### WHAT THE TASK REQUIRES:
Copy out all lines carrying the word "Swell".

[TASK MATERIAL start]

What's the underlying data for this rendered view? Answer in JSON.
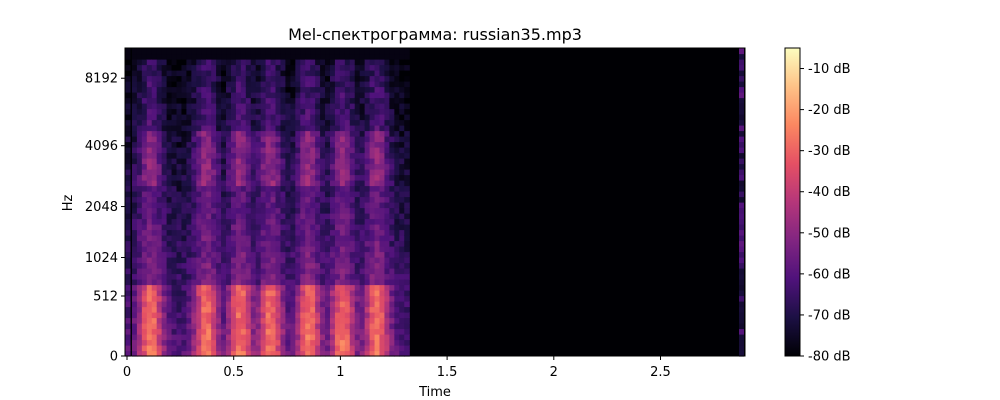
{
  "chart_data": {
    "type": "heatmap",
    "title": "Mel-спектрограмма: russian35.mp3",
    "xlabel": "Time",
    "ylabel": "Hz",
    "x_ticks": [
      {
        "value": 0,
        "label": "0"
      },
      {
        "value": 0.5,
        "label": "0.5"
      },
      {
        "value": 1,
        "label": "1"
      },
      {
        "value": 1.5,
        "label": "1.5"
      },
      {
        "value": 2,
        "label": "2"
      },
      {
        "value": 2.5,
        "label": "2.5"
      }
    ],
    "y_ticks": [
      {
        "value": 0,
        "label": "0"
      },
      {
        "value": 512,
        "label": "512"
      },
      {
        "value": 1024,
        "label": "1024"
      },
      {
        "value": 2048,
        "label": "2048"
      },
      {
        "value": 4096,
        "label": "4096"
      },
      {
        "value": 8192,
        "label": "8192"
      }
    ],
    "xlim": [
      0,
      2.88
    ],
    "ylim_hz": [
      0,
      11025
    ],
    "y_scale": "mel",
    "colormap": "magma",
    "colorbar": {
      "range": [
        -80,
        -5
      ],
      "ticks": [
        {
          "value": -10,
          "label": "-10 dB"
        },
        {
          "value": -20,
          "label": "-20 dB"
        },
        {
          "value": -30,
          "label": "-30 dB"
        },
        {
          "value": -40,
          "label": "-40 dB"
        },
        {
          "value": -50,
          "label": "-50 dB"
        },
        {
          "value": -60,
          "label": "-60 dB"
        },
        {
          "value": -70,
          "label": "-70 dB"
        },
        {
          "value": -80,
          "label": "-80 dB"
        }
      ]
    },
    "signal_end_time": 1.32,
    "silence_level_db": -80
  }
}
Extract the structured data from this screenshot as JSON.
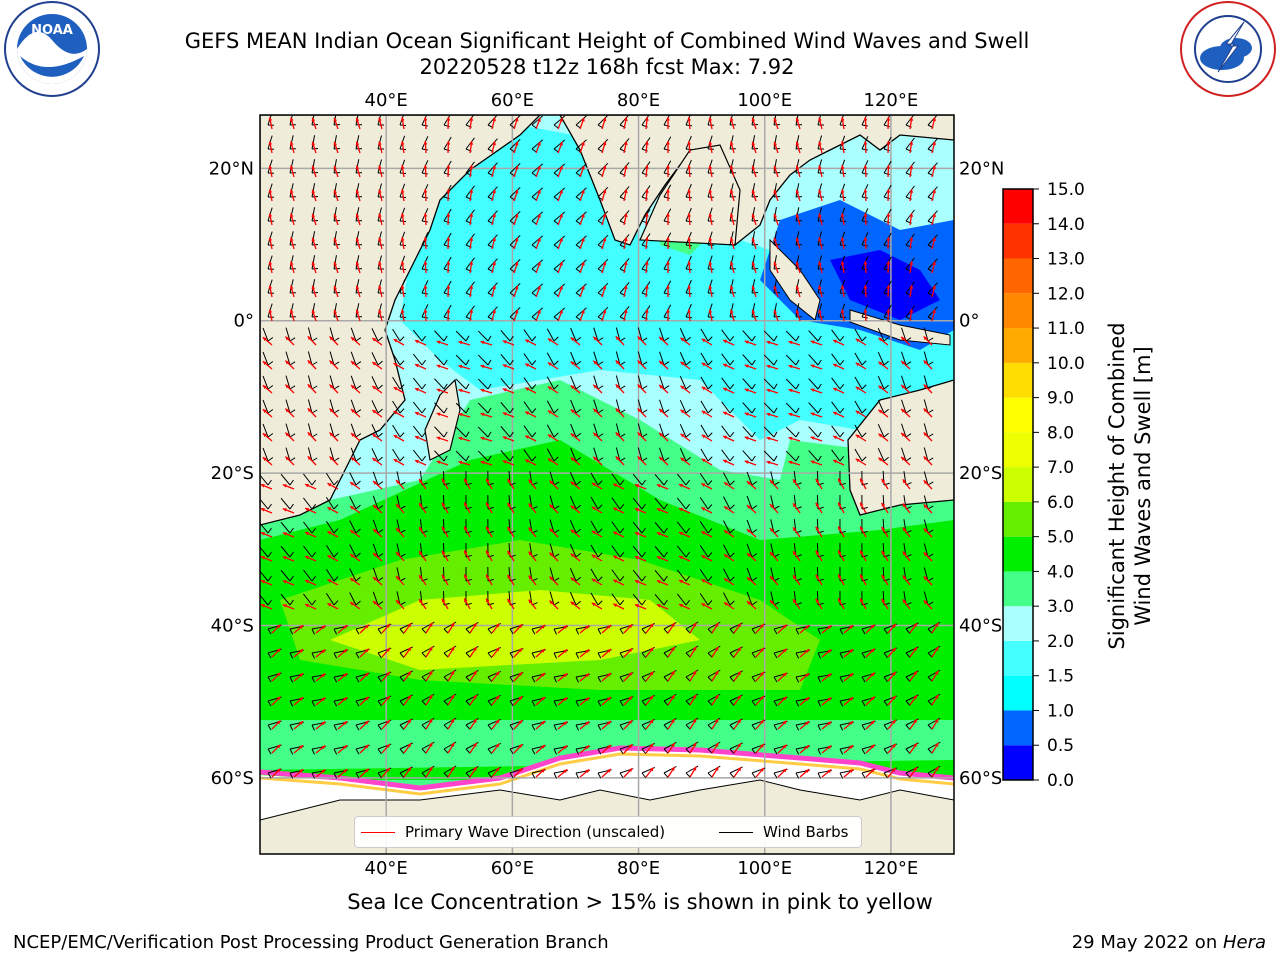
{
  "title": {
    "line1": "GEFS MEAN Indian Ocean Significant Height of Combined Wind Waves and Swell",
    "line2": "20220528 t12z 168h fcst   Max: 7.92"
  },
  "logos": {
    "left": "noara-logo",
    "left_text": "NOAA",
    "right": "national-weather-service-logo",
    "right_text": "NATIONAL WEATHER SERVICE"
  },
  "map": {
    "lon_ticks": [
      "40°E",
      "60°E",
      "80°E",
      "100°E",
      "120°E"
    ],
    "lat_ticks": [
      "20°N",
      "0°",
      "20°S",
      "40°S",
      "60°S"
    ],
    "lon_values": [
      40,
      60,
      80,
      100,
      120
    ],
    "lat_values": [
      20,
      0,
      -20,
      -40,
      -60
    ],
    "lon_range": [
      20,
      130
    ],
    "lat_range": [
      -70,
      27
    ],
    "grid": true,
    "land_color": "#efedda",
    "ice_note": "Sea Ice Concentration > 15% is shown in pink to yellow"
  },
  "legend": {
    "wave_label": "Primary Wave Direction (unscaled)",
    "wind_label": "Wind Barbs",
    "wave_color": "#ff0000",
    "wind_color": "#000000",
    "placement": "lower-center"
  },
  "colorbar": {
    "label_line1": "Significant Height of Combined",
    "label_line2": "Wind Waves and Swell [m]",
    "ticks": [
      "0.0",
      "0.5",
      "1.0",
      "1.5",
      "2.0",
      "3.0",
      "4.0",
      "5.0",
      "6.0",
      "7.0",
      "8.0",
      "9.0",
      "10.0",
      "11.0",
      "12.0",
      "13.0",
      "14.0",
      "15.0"
    ],
    "colors": [
      "#0000ff",
      "#0066ff",
      "#00ffff",
      "#44ffff",
      "#aaffff",
      "#44ff88",
      "#00ee00",
      "#66ee00",
      "#ccff00",
      "#eeff00",
      "#ffff00",
      "#ffdd00",
      "#ffaa00",
      "#ff8800",
      "#ff6600",
      "#ff3300",
      "#ff0000"
    ]
  },
  "footer": {
    "left": "NCEP/EMC/Verification Post Processing Product Generation Branch",
    "right_date": "29 May 2022 on ",
    "right_host": "Hera"
  }
}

[TASK MATERIAL end]

### RESULT OF THE EXERCISE:
    "line1": "GEFS MEAN Indian Ocean Significant Height of Combined Wind Waves and Swell",
    "label_line2": "Wind Waves and Swell [m]",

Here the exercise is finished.